INSTRUCTIONS FOR THE TASK: Put the rows below into a numbered list, starting with the line containing "What elements are" and going on through the line containing "424, 526, 455]", both lines included. Omit any blank lines.

## BEGIN ENTRIES SUPPLIED

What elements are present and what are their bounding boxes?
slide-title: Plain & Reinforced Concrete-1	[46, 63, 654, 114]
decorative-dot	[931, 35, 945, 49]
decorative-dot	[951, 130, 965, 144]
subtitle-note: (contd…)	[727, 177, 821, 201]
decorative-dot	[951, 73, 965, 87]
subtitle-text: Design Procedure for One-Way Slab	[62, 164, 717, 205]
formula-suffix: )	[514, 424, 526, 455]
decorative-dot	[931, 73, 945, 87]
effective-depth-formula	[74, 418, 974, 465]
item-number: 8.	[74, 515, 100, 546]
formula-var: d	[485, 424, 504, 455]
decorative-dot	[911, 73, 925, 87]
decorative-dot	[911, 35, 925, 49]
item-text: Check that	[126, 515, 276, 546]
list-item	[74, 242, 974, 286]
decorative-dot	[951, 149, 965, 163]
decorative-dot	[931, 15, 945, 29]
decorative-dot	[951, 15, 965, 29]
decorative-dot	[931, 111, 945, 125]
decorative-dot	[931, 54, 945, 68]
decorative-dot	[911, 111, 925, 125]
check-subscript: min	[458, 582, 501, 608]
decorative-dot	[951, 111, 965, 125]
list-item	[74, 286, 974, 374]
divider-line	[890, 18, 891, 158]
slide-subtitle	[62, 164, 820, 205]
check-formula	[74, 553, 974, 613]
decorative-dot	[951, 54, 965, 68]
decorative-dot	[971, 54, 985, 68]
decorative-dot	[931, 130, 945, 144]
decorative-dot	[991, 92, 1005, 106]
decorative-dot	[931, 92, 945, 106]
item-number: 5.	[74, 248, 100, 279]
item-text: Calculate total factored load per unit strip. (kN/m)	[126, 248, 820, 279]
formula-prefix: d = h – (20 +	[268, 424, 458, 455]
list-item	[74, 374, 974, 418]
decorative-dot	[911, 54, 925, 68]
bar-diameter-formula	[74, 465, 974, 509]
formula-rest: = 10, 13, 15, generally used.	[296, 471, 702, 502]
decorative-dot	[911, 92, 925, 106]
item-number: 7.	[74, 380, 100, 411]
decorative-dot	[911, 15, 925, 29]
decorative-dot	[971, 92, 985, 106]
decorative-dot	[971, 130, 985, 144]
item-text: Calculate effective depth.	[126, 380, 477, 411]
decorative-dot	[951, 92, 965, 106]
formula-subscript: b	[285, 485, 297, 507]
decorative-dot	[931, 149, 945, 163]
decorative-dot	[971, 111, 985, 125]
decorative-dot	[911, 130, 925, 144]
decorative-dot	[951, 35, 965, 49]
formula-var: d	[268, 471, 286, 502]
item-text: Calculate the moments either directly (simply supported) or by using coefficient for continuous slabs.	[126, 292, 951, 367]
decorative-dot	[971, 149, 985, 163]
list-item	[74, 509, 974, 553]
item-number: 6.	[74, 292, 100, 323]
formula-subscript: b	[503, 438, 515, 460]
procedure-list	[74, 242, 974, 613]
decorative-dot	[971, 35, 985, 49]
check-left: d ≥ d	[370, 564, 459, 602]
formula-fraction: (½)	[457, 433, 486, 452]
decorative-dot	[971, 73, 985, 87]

## END ENTRIES SUPPLIED
## BEGIN ENTRIES SUPPLIED

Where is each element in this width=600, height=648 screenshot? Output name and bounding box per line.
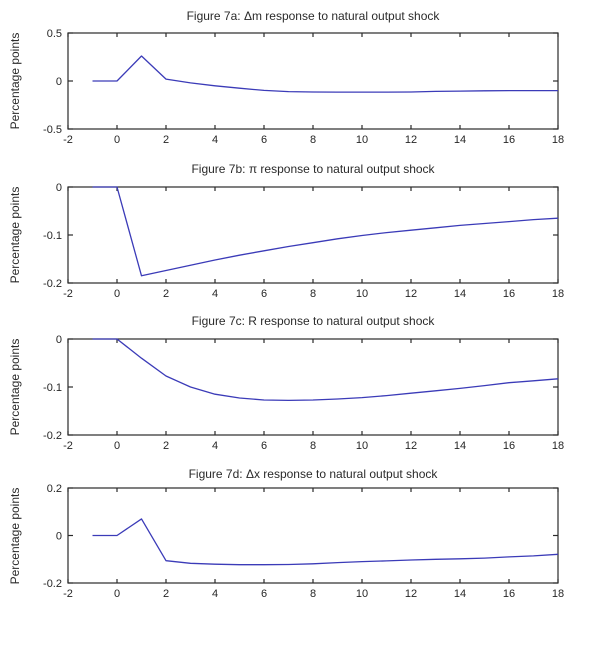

## END ENTRIES SUPPLIED

OUTPUT OF THE EXERCISE:
1. What elements are present and what are their bounding boxes?
2. slide-title: Plain & Reinforced Concrete-1	[46, 63, 654, 114]
3. decorative-dot	[931, 35, 945, 49]
4. decorative-dot	[951, 130, 965, 144]
5. subtitle-note: (contd…)	[727, 177, 821, 201]
6. decorative-dot	[951, 73, 965, 87]
7. subtitle-text: Design Procedure for One-Way Slab	[62, 164, 717, 205]
8. formula-suffix: )	[514, 424, 526, 455]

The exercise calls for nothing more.